Retype all the records with nothing changed.
___ ENTRIES SUPPLIED
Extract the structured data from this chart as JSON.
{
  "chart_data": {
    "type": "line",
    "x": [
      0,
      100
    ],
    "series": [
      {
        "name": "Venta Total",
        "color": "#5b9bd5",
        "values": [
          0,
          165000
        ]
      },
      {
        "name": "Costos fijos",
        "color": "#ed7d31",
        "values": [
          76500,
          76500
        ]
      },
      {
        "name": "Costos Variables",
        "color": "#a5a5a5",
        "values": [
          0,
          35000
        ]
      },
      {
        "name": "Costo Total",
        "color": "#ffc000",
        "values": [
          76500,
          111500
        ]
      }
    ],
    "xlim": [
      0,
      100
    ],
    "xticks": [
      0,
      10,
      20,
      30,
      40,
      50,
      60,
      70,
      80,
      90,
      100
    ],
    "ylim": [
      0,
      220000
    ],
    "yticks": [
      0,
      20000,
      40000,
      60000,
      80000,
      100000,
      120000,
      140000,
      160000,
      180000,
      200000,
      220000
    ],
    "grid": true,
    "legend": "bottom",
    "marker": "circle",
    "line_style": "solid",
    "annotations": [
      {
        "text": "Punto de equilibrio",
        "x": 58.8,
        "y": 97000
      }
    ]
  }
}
______
• _SOLUTION TO THE EXERCISE_
Extract the structured data from this chart as JSON.
{
  "chart_data": {
    "type": "line",
    "x": [
      0,
      100
    ],
    "series": [
      {
        "name": "Venta Total",
        "color": "#5b9bd5",
        "values": [
          0,
          165000
        ]
      },
      {
        "name": "Costos fijos",
        "color": "#ed7d31",
        "values": [
          76500,
          76500
        ]
      },
      {
        "name": "Costos Variables",
        "color": "#a5a5a5",
        "values": [
          0,
          35000
        ]
      },
      {
        "name": "Costo Total",
        "color": "#ffc000",
        "values": [
          76500,
          111500
        ]
      }
    ],
    "xlim": [
      0,
      100
    ],
    "xticks": [
      0,
      10,
      20,
      30,
      40,
      50,
      60,
      70,
      80,
      90,
      100
    ],
    "ylim": [
      0,
      220000
    ],
    "yticks": [
      0,
      20000,
      40000,
      60000,
      80000,
      100000,
      120000,
      140000,
      160000,
      180000,
      200000,
      220000
    ],
    "grid": true,
    "legend": "bottom",
    "marker": "circle",
    "line_style": "solid",
    "annotations": [
      {
        "text": "Punto de equilibrio",
        "x": 58.8,
        "y": 97000
      }
    ]
  }
}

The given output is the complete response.